START

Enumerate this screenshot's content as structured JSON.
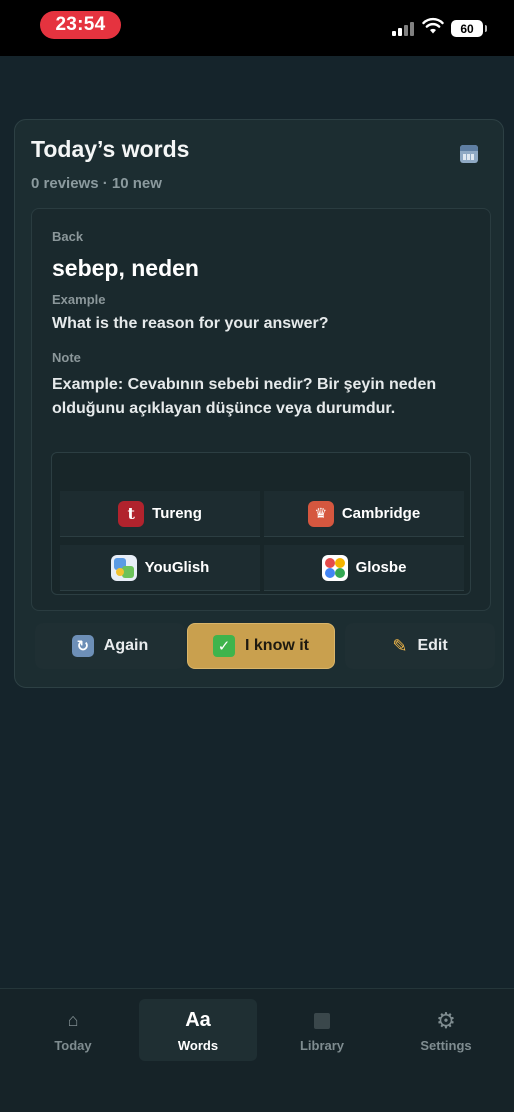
{
  "status_bar": {
    "time": "23:54",
    "battery": "60"
  },
  "card": {
    "title": "Today’s words",
    "subtitle": "0 reviews · 10 new",
    "back_label": "Back",
    "back_text": "sebep, neden",
    "example_label": "Example",
    "example_text": "What is the reason for your answer?",
    "note_label": "Note",
    "note_text": "Example: Cevabının sebebi nedir? Bir şeyin neden olduğunu açıklayan düşünce veya durumdur."
  },
  "links": [
    {
      "label": "Tureng",
      "icon": "tureng-icon"
    },
    {
      "label": "Cambridge",
      "icon": "cambridge-icon"
    },
    {
      "label": "YouGlish",
      "icon": "youglish-icon"
    },
    {
      "label": "Glosbe",
      "icon": "glosbe-icon"
    }
  ],
  "actions": {
    "again": "Again",
    "know": "I know it",
    "edit": "Edit"
  },
  "nav": [
    {
      "label": "Today",
      "icon": "home-icon",
      "active": false
    },
    {
      "label": "Words",
      "icon": "text-aa-icon",
      "icon_text": "Aa",
      "active": true
    },
    {
      "label": "Library",
      "icon": "library-icon",
      "active": false
    },
    {
      "label": "Settings",
      "icon": "gear-icon",
      "active": false
    }
  ],
  "colors": {
    "background": "#15242b",
    "accent": "#c9a04e",
    "status_pill": "#e5333f"
  }
}
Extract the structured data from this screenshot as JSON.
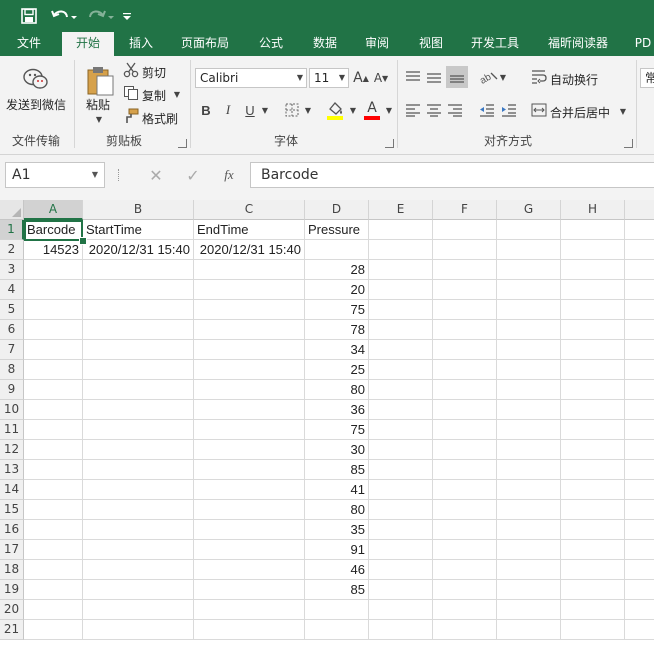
{
  "tabs": [
    "文件",
    "开始",
    "插入",
    "页面布局",
    "公式",
    "数据",
    "审阅",
    "视图",
    "开发工具",
    "福昕阅读器",
    "PD"
  ],
  "active_tab": "开始",
  "ribbon": {
    "file_transfer": {
      "send_wechat": "发送到微信",
      "group_label": "文件传输"
    },
    "clipboard": {
      "paste": "粘贴",
      "cut": "剪切",
      "copy": "复制",
      "format_painter": "格式刷",
      "group_label": "剪贴板"
    },
    "font": {
      "font_name": "Calibri",
      "font_size": "11",
      "bold": "B",
      "italic": "I",
      "underline": "U",
      "grow": "A",
      "shrink": "A",
      "font_color": "A",
      "group_label": "字体"
    },
    "alignment": {
      "wrap_text": "自动换行",
      "merge_center": "合并后居中",
      "group_label": "对齐方式"
    },
    "number": {
      "format": "常"
    }
  },
  "formula_bar": {
    "name_box": "A1",
    "fx": "fx",
    "value": "Barcode"
  },
  "columns": [
    "A",
    "B",
    "C",
    "D",
    "E",
    "F",
    "G",
    "H"
  ],
  "rows": [
    "1",
    "2",
    "3",
    "4",
    "5",
    "6",
    "7",
    "8",
    "9",
    "10",
    "11",
    "12",
    "13",
    "14",
    "15",
    "16",
    "17",
    "18",
    "19",
    "20",
    "21"
  ],
  "cells": {
    "header": [
      "Barcode",
      "StartTime",
      "EndTime",
      "Pressure"
    ],
    "row2": {
      "barcode": "14523",
      "start": "2020/12/31 15:40",
      "end": "2020/12/31 15:40"
    },
    "pressure": [
      "28",
      "20",
      "75",
      "78",
      "34",
      "25",
      "80",
      "36",
      "75",
      "30",
      "85",
      "41",
      "80",
      "35",
      "91",
      "46",
      "85"
    ]
  },
  "colors": {
    "accent": "#217346"
  }
}
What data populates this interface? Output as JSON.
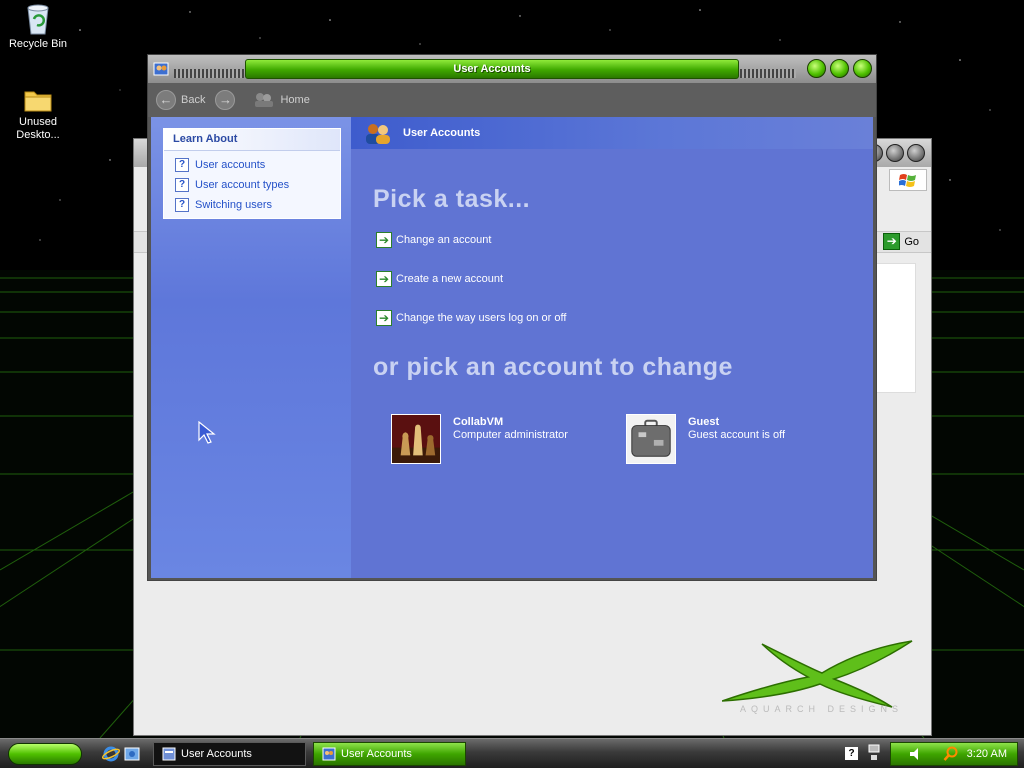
{
  "desktop": {
    "icons": [
      {
        "label": "Recycle Bin"
      },
      {
        "label": "Unused Deskto..."
      }
    ]
  },
  "bg_window": {
    "go_label": "Go",
    "tagline": "AQUARCH DESIGNS"
  },
  "window": {
    "title": "User Accounts",
    "toolbar": {
      "back": "Back",
      "home": "Home"
    },
    "learn_about": {
      "heading": "Learn About",
      "items": [
        "User accounts",
        "User account types",
        "Switching users"
      ]
    },
    "header": "User Accounts",
    "pick_task_heading": "Pick a task...",
    "tasks": [
      "Change an account",
      "Create a new account",
      "Change the way users log on or off"
    ],
    "pick_account_heading": "or pick an account to change",
    "accounts": [
      {
        "name": "CollabVM",
        "desc": "Computer administrator"
      },
      {
        "name": "Guest",
        "desc": "Guest account is off"
      }
    ]
  },
  "taskbar": {
    "buttons": [
      "User Accounts",
      "User Accounts"
    ],
    "clock": "3:20 AM",
    "help_glyph": "?"
  },
  "colors": {
    "accent_green": "#3fa800",
    "panel_blue": "#6074d3",
    "link_blue": "#2451c8"
  }
}
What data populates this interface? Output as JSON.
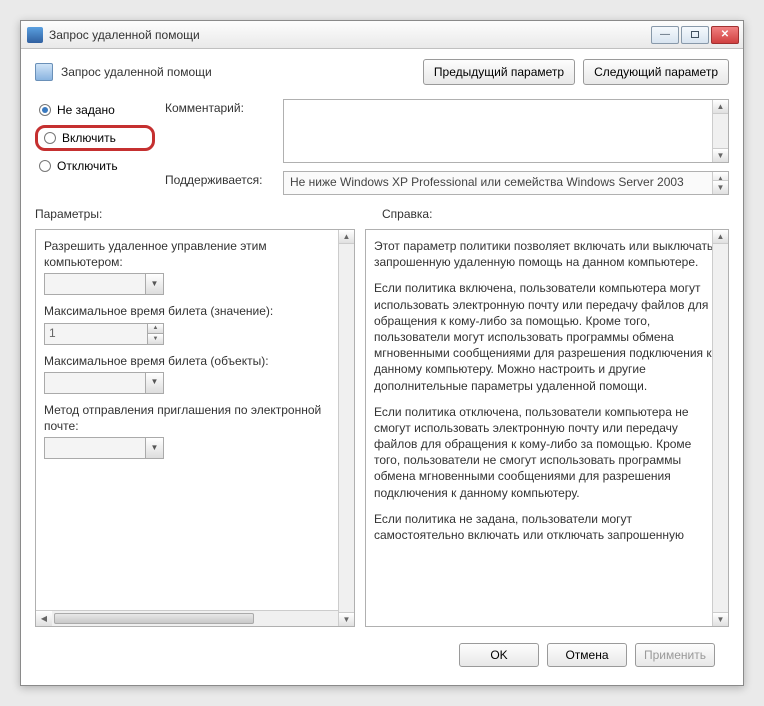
{
  "window": {
    "title": "Запрос удаленной помощи"
  },
  "header": {
    "title": "Запрос удаленной помощи",
    "prev": "Предыдущий параметр",
    "next": "Следующий параметр"
  },
  "state": {
    "options": {
      "not_configured": "Не задано",
      "enabled": "Включить",
      "disabled": "Отключить"
    },
    "comment_label": "Комментарий:",
    "supported_label": "Поддерживается:",
    "supported_text": "Не ниже Windows XP Professional или семейства Windows Server 2003"
  },
  "section_labels": {
    "params": "Параметры:",
    "help": "Справка:"
  },
  "params": {
    "allow_remote_label": "Разрешить удаленное управление этим компьютером:",
    "ticket_value_label": "Максимальное время билета (значение):",
    "ticket_value": "1",
    "ticket_units_label": "Максимальное время билета (объекты):",
    "invite_method_label": "Метод отправления приглашения по электронной почте:"
  },
  "help": {
    "p1": "Этот параметр политики позволяет включать или выключать запрошенную удаленную помощь на данном компьютере.",
    "p2": "Если политика включена, пользователи компьютера могут использовать электронную почту или передачу файлов для обращения к кому-либо за помощью. Кроме того, пользователи могут использовать программы обмена мгновенными сообщениями для разрешения подключения к данному компьютеру. Можно настроить и другие дополнительные параметры удаленной помощи.",
    "p3": "Если политика отключена, пользователи компьютера не смогут использовать электронную почту или передачу файлов для обращения к кому-либо за помощью. Кроме того, пользователи не смогут использовать программы обмена мгновенными сообщениями для разрешения подключения к данному компьютеру.",
    "p4": "Если политика не задана, пользователи могут самостоятельно включать или отключать запрошенную"
  },
  "footer": {
    "ok": "OK",
    "cancel": "Отмена",
    "apply": "Применить"
  }
}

END

Copy each line of the entries that includes the word "данному".

    "p2": "Если политика включена, пользователи компьютера могут использовать электронную почту или передачу файлов для обращения к кому-либо за помощью. Кроме того, пользователи могут использовать программы обмена мгновенными сообщениями для разрешения подключения к данному компьютеру. Можно настроить и другие дополнительные параметры удаленной помощи.",
    "p3": "Если политика отключена, пользователи компьютера не смогут использовать электронную почту или передачу файлов для обращения к кому-либо за помощью. Кроме того, пользователи не смогут использовать программы обмена мгновенными сообщениями для разрешения подключения к данному компьютеру.",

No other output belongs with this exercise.